→ TASK DIRECTIONS:
Write out the entries below once more, exactly.
** START DATA FOR THIS EXERCISE **
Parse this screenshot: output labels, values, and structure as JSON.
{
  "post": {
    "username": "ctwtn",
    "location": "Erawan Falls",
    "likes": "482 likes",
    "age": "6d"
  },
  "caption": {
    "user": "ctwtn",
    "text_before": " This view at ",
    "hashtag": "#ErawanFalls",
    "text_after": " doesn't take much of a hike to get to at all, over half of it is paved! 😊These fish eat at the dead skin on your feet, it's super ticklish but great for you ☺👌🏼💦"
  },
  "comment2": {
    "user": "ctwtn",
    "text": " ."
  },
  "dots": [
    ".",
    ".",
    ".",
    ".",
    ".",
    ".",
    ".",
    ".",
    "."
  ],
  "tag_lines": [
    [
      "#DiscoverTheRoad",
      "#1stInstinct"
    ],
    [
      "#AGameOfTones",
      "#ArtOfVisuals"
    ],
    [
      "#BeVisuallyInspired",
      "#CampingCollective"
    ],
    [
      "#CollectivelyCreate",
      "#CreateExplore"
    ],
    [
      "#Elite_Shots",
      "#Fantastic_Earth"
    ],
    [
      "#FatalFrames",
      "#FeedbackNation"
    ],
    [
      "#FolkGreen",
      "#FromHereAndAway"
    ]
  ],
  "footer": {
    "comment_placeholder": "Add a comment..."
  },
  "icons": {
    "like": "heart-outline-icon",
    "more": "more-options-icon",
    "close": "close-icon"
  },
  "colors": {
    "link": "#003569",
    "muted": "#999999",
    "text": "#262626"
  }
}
** END DATA FOR THIS EXERCISE **
→ FINISHED ANSWER:
Parse this screenshot: output labels, values, and structure as JSON.
{
  "post": {
    "username": "ctwtn",
    "location": "Erawan Falls",
    "likes": "482 likes",
    "age": "6d"
  },
  "caption": {
    "user": "ctwtn",
    "text_before": " This view at ",
    "hashtag": "#ErawanFalls",
    "text_after": " doesn't take much of a hike to get to at all, over half of it is paved! 😊These fish eat at the dead skin on your feet, it's super ticklish but great for you ☺👌🏼💦"
  },
  "comment2": {
    "user": "ctwtn",
    "text": " ."
  },
  "dots": [
    ".",
    ".",
    ".",
    ".",
    ".",
    ".",
    ".",
    ".",
    "."
  ],
  "tag_lines": [
    [
      "#DiscoverTheRoad",
      "#1stInstinct"
    ],
    [
      "#AGameOfTones",
      "#ArtOfVisuals"
    ],
    [
      "#BeVisuallyInspired",
      "#CampingCollective"
    ],
    [
      "#CollectivelyCreate",
      "#CreateExplore"
    ],
    [
      "#Elite_Shots",
      "#Fantastic_Earth"
    ],
    [
      "#FatalFrames",
      "#FeedbackNation"
    ],
    [
      "#FolkGreen",
      "#FromHereAndAway"
    ]
  ],
  "footer": {
    "comment_placeholder": "Add a comment..."
  },
  "icons": {
    "like": "heart-outline-icon",
    "more": "more-options-icon",
    "close": "close-icon"
  },
  "colors": {
    "link": "#003569",
    "muted": "#999999",
    "text": "#262626"
  }
}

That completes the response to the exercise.